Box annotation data
━━━━
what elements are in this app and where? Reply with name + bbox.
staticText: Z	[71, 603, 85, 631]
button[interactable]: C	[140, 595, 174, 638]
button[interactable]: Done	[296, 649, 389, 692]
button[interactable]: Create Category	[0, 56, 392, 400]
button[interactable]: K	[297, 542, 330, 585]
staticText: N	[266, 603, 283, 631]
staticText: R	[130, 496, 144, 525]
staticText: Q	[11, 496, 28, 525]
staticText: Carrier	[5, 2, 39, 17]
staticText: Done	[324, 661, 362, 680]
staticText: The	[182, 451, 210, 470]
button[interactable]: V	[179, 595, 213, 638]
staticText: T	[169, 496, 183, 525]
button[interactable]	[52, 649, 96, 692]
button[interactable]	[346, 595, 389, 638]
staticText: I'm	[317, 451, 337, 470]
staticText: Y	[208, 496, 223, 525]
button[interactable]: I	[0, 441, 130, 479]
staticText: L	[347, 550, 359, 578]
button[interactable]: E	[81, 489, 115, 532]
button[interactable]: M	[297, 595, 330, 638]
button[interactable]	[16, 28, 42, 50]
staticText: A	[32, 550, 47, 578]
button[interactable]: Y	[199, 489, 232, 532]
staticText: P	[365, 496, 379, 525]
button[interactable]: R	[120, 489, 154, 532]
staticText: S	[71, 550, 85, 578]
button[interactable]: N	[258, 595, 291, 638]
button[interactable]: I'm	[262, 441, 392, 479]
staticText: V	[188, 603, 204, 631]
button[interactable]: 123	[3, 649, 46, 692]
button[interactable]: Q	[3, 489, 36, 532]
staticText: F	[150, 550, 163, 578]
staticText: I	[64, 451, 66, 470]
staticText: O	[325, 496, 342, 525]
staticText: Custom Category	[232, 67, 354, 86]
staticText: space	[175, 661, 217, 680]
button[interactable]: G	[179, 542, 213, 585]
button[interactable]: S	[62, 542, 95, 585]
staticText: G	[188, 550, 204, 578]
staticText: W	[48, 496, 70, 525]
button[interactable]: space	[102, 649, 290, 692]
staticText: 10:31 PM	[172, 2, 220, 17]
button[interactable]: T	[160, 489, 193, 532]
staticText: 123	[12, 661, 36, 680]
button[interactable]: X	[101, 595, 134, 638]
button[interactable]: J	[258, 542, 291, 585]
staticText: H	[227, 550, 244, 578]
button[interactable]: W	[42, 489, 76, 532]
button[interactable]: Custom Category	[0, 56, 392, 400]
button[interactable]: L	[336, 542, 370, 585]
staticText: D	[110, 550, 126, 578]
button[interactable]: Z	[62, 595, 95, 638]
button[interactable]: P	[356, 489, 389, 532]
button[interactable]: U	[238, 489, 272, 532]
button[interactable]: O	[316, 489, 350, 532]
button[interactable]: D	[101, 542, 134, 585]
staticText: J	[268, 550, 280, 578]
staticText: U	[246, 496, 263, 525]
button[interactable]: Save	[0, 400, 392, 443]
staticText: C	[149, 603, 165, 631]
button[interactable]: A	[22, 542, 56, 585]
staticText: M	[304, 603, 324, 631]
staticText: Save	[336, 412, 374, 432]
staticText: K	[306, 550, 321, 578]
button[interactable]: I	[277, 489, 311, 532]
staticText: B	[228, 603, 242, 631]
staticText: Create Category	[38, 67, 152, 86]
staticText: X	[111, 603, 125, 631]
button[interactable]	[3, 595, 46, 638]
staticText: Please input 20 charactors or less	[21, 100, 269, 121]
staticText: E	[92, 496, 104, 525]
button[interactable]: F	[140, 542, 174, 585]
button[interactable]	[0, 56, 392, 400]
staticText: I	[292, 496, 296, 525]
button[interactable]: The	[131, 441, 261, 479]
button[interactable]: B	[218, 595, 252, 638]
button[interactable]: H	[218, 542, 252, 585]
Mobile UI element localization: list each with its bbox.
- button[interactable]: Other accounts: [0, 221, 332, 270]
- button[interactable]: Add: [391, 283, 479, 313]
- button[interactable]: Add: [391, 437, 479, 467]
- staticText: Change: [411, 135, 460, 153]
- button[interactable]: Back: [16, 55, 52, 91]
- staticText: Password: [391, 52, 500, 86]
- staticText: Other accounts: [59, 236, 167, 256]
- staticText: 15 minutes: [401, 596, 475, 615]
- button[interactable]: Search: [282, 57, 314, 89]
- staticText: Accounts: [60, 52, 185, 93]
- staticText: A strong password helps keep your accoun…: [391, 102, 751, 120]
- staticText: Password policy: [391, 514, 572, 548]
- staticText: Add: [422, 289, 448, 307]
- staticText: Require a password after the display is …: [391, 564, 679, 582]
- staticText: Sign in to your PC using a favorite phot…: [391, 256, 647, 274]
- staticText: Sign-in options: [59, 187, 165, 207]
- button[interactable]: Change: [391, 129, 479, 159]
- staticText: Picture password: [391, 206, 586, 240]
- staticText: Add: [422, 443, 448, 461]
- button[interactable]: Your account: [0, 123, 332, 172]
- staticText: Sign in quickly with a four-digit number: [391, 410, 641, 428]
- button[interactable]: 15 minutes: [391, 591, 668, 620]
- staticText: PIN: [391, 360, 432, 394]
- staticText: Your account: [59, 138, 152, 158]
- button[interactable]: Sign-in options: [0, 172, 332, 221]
━━━━
▶ **Aim of the task**:
Put the entries from the start through the line containing "2, 220, 17]" into a JSON list of strings, with one string per line and blank lines left out.

▶ **Result**:
[
  "what elements are in this app and where? Reply with name + bbox.",
  "staticText: Z\t[71, 603, 85, 631]",
  "button[interactable]: C\t[140, 595, 174, 638]",
  "button[interactable]: Done\t[296, 649, 389, 692]",
  "button[interactable]: Create Category\t[0, 56, 392, 400]",
  "button[interactable]: K\t[297, 542, 330, 585]",
  "staticText: N\t[266, 603, 283, 631]",
  "staticText: R\t[130, 496, 144, 525]",
  "staticText: Q\t[11, 496, 28, 525]",
  "staticText: Carrier\t[5, 2, 39, 17]",
  "staticText: Done\t[324, 661, 362, 680]",
  "staticText: The\t[182, 451, 210, 470]",
  "button[interactable]: V\t[179, 595, 213, 638]",
  "staticText: T\t[169, 496, 183, 525]",
  "button[interactable]\t[52, 649, 96, 692]",
  "button[interactable]\t[346, 595, 389, 638]",
  "staticText: I'm\t[317, 451, 337, 470]",
  "staticText: Y\t[208, 496, 223, 525]",
  "button[interactable]: I\t[0, 441, 130, 479]",
  "staticText: L\t[347, 550, 359, 578]",
  "button[interactable]: E\t[81, 489, 115, 532]",
  "button[interactable]: M\t[297, 595, 330, 638]",
  "button[interactable]\t[16, 28, 42, 50]",
  "staticText: A\t[32, 550, 47, 578]",
  "button[interactable]: Y\t[199, 489, 232, 532]",
  "staticText: P\t[365, 496, 379, 525]",
  "button[interactable]: R\t[120, 489, 154, 532]",
  "staticText: S\t[71, 550, 85, 578]",
  "button[interactable]: N\t[258, 595, 291, 638]",
  "button[interactable]: I'm\t[262, 441, 392, 479]",
  "staticText: V\t[188, 603, 204, 631]",
  "button[interactable]: 123\t[3, 649, 46, 692]",
  "button[interactable]: Q\t[3, 489, 36, 532]",
  "staticText: F\t[150, 550, 163, 578]",
  "staticText: I\t[64, 451, 66, 470]",
  "staticText: O\t[325, 496, 342, 525]",
  "staticText: Custom Category\t[232, 67, 354, 86]",
  "staticText: space\t[175, 661, 217, 680]",
  "button[interactable]: G\t[179, 542, 213, 585]",
  "button[interactable]: S\t[62, 542, 95, 585]",
  "staticText: G\t[188, 550, 204, 578]",
  "staticText: W\t[48, 496, 70, 525]",
  "button[interactable]: space\t[102, 649, 290, 692]",
  "staticText: 10:31 PM\t[172, 2, 220, 17]"
]